> _Short problem_
Can you turn the part of the material below that opens with the line containing "x-tick-label: 2016 bbox=[210, 529, 246, 546]" and closes with the line containing "data-label: 24.5 bbox=[573, 222, 600, 238]", both included, into a numbered list with blank lines left out?

* BEGIN Exercise inputs *

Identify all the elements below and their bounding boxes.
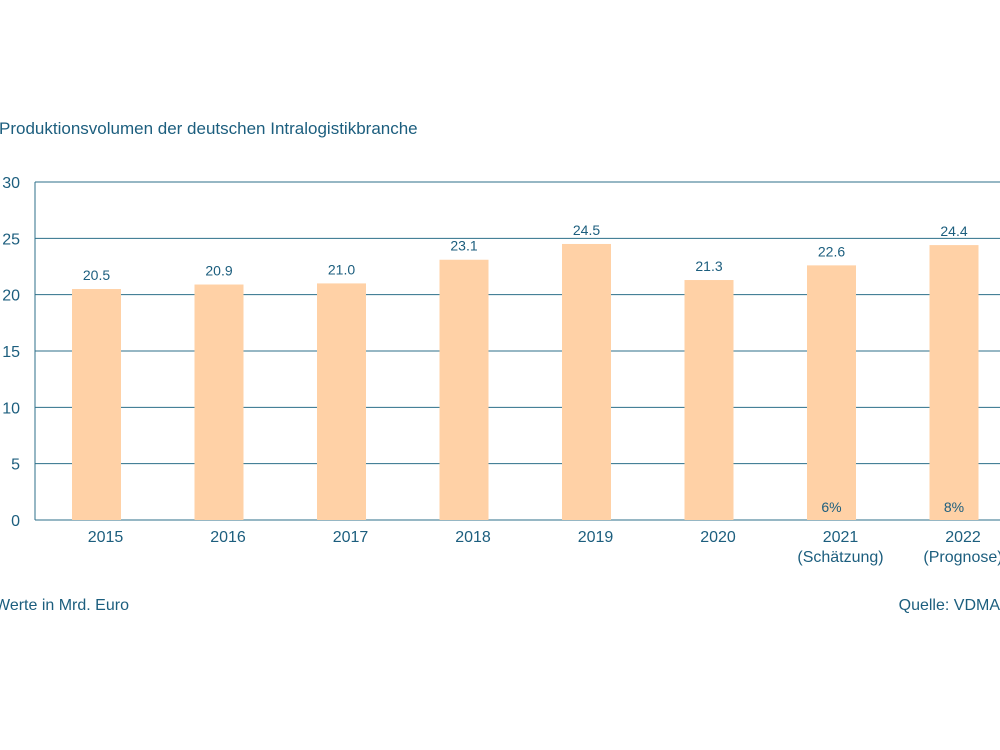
x-tick-label: 2016 bbox=[210, 529, 246, 546]
y-tick-label: 0 bbox=[11, 513, 20, 530]
bar bbox=[317, 283, 366, 520]
x-tick-label: 2017 bbox=[333, 529, 369, 546]
y-tick-label: 25 bbox=[2, 231, 20, 248]
bar bbox=[439, 259, 489, 520]
y-tick-label: 30 bbox=[2, 175, 20, 192]
y-tick-label: 15 bbox=[2, 344, 20, 361]
data-label: 21.3 bbox=[695, 258, 722, 274]
x-tick-label: 2020 bbox=[700, 529, 736, 546]
data-label: 20.9 bbox=[205, 263, 232, 279]
growth-annotation: 6% bbox=[821, 499, 841, 515]
y-tick-label: 20 bbox=[2, 288, 20, 305]
data-label: 20.5 bbox=[83, 267, 110, 283]
data-label: 21.0 bbox=[328, 261, 355, 277]
data-label: 24.4 bbox=[940, 223, 967, 239]
growth-annotation: 8% bbox=[944, 499, 964, 515]
x-tick-label: 2019 bbox=[578, 529, 614, 546]
bar bbox=[194, 284, 244, 520]
x-tick-label: 2018 bbox=[455, 529, 491, 546]
chart-title: Produktionsvolumen der deutschen Intralo… bbox=[0, 119, 418, 138]
x-tick-label: 2015 bbox=[88, 529, 124, 546]
data-label: 23.1 bbox=[450, 238, 477, 254]
y-tick-label: 10 bbox=[2, 400, 20, 417]
unit-footnote: Werte in Mrd. Euro bbox=[0, 597, 129, 614]
y-tick-label: 5 bbox=[11, 457, 20, 474]
bar bbox=[807, 265, 856, 520]
data-label: 22.6 bbox=[818, 243, 845, 259]
bar bbox=[72, 289, 121, 520]
bar bbox=[562, 243, 611, 520]
source-note: Quelle: VDMA bbox=[898, 597, 1000, 614]
bar bbox=[684, 280, 734, 520]
bar bbox=[929, 245, 979, 521]
x-tick-sublabel: (Schätzung) bbox=[797, 549, 883, 566]
x-tick-sublabel: (Prognose) bbox=[923, 549, 1000, 566]
data-label: 24.5 bbox=[573, 222, 600, 238]
x-tick-label: 2022 bbox=[945, 529, 981, 546]
x-tick-label: 2021 bbox=[823, 529, 859, 546]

* END Exercise inputs *

> _Completed exercise_
1. x-tick-label: 2016 bbox=[210, 529, 246, 546]
2. y-tick-label: 0 bbox=[11, 513, 20, 530]
3. bar bbox=[317, 283, 366, 520]
4. x-tick-label: 2017 bbox=[333, 529, 369, 546]
5. y-tick-label: 25 bbox=[2, 231, 20, 248]
6. bar bbox=[439, 259, 489, 520]
7. y-tick-label: 30 bbox=[2, 175, 20, 192]
8. y-tick-label: 15 bbox=[2, 344, 20, 361]
9. data-label: 21.3 bbox=[695, 258, 722, 274]
10. x-tick-label: 2020 bbox=[700, 529, 736, 546]
11. data-label: 20.9 bbox=[205, 263, 232, 279]
12. growth-annotation: 6% bbox=[821, 499, 841, 515]
13. y-tick-label: 20 bbox=[2, 288, 20, 305]
14. data-label: 20.5 bbox=[83, 267, 110, 283]
15. data-label: 21.0 bbox=[328, 261, 355, 277]
16. data-label: 24.4 bbox=[940, 223, 967, 239]
17. growth-annotation: 8% bbox=[944, 499, 964, 515]
18. x-tick-label: 2019 bbox=[578, 529, 614, 546]
19. bar bbox=[194, 284, 244, 520]
20. x-tick-label: 2018 bbox=[455, 529, 491, 546]
21. chart-title: Produktionsvolumen der deutschen Intralo… bbox=[0, 119, 418, 138]
22. x-tick-label: 2015 bbox=[88, 529, 124, 546]
23. data-label: 23.1 bbox=[450, 238, 477, 254]
24. y-tick-label: 10 bbox=[2, 400, 20, 417]
25. unit-footnote: Werte in Mrd. Euro bbox=[0, 597, 129, 614]
26. y-tick-label: 5 bbox=[11, 457, 20, 474]
27. bar bbox=[807, 265, 856, 520]
28. data-label: 22.6 bbox=[818, 243, 845, 259]
29. bar bbox=[72, 289, 121, 520]
30. bar bbox=[562, 243, 611, 520]
31. source-note: Quelle: VDMA bbox=[898, 597, 1000, 614]
32. bar bbox=[684, 280, 734, 520]
33. bar bbox=[929, 245, 979, 521]
34. x-tick-sublabel: (Schätzung) bbox=[797, 549, 883, 566]
35. x-tick-sublabel: (Prognose) bbox=[923, 549, 1000, 566]
36. data-label: 24.5 bbox=[573, 222, 600, 238]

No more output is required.